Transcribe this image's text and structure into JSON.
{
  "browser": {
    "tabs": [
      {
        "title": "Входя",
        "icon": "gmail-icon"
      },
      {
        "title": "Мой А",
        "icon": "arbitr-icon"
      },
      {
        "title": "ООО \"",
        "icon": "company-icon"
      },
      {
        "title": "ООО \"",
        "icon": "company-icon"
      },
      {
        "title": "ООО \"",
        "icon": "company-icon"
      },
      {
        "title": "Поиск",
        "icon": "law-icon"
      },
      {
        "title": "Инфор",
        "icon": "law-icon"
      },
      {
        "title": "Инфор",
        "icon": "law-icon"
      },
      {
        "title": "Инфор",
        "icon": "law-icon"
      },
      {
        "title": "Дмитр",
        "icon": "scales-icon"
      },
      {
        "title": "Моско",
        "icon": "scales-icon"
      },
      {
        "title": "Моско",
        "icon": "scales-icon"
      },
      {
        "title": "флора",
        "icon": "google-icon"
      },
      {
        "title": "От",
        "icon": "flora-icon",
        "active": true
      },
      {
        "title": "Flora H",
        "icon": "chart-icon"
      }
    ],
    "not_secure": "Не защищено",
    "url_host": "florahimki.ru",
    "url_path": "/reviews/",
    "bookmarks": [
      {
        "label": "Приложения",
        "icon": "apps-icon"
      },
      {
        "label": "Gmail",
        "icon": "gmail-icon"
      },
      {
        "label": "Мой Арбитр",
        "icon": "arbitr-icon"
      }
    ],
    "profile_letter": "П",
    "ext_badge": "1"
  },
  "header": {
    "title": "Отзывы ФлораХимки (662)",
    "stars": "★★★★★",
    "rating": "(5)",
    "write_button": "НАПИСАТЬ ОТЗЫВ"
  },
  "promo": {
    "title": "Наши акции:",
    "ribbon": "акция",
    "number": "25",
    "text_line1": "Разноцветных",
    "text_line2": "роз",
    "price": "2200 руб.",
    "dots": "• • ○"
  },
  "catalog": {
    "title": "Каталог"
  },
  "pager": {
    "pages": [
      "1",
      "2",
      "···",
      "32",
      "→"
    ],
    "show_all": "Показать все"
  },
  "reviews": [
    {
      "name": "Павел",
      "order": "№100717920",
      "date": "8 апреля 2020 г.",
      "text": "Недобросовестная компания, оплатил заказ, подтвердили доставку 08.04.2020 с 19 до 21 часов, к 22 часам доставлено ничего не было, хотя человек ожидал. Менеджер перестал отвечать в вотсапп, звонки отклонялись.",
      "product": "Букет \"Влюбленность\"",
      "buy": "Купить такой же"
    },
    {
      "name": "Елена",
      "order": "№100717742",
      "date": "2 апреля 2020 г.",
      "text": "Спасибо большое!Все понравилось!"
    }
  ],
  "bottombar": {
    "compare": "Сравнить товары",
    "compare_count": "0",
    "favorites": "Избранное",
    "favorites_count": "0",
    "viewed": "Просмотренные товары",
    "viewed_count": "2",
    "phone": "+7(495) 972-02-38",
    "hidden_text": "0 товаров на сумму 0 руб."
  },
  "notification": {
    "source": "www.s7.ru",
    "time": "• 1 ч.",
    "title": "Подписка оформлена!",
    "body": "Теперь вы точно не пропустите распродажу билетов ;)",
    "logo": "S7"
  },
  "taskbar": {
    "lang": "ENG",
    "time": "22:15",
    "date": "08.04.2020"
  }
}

■ ■ ■ ■

• Exercise details: Find each line holding the word "date" and copy it.

• Solution:
      "date": "8 апреля 2020 г.",
      "date": "2 апреля 2020 г.",
    "date": "08.04.2020"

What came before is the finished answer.